▶ [Data to use]
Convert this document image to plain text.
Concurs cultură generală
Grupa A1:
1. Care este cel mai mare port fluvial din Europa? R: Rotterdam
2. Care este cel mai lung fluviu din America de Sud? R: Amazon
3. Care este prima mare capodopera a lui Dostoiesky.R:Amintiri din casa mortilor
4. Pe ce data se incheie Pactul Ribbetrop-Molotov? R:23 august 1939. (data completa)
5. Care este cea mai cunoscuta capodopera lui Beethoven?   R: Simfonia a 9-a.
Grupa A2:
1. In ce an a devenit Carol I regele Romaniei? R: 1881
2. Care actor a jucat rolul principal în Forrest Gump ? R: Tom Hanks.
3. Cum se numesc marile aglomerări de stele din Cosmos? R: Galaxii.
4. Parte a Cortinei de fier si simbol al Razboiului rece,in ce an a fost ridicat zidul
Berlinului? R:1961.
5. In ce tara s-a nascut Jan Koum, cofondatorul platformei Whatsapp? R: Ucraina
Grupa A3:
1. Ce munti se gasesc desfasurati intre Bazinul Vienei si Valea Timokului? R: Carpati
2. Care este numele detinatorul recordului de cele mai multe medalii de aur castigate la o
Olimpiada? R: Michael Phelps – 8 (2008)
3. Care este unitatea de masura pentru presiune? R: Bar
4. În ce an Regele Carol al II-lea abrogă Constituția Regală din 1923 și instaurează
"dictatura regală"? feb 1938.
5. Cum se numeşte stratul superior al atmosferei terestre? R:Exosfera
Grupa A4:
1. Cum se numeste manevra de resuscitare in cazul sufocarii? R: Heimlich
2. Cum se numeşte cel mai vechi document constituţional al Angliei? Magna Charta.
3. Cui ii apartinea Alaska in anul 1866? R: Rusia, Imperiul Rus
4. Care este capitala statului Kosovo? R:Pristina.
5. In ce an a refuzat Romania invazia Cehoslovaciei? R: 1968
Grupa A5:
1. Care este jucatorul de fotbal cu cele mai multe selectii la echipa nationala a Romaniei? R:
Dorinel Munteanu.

▶ [Exercise aim] In the listing above, locate each line with "document" and copy it.

▶ [Full solution]
Convert this document image to plain text.
2. Cum se numeşte cel mai vechi document constituţional al Angliei? Magna Charta.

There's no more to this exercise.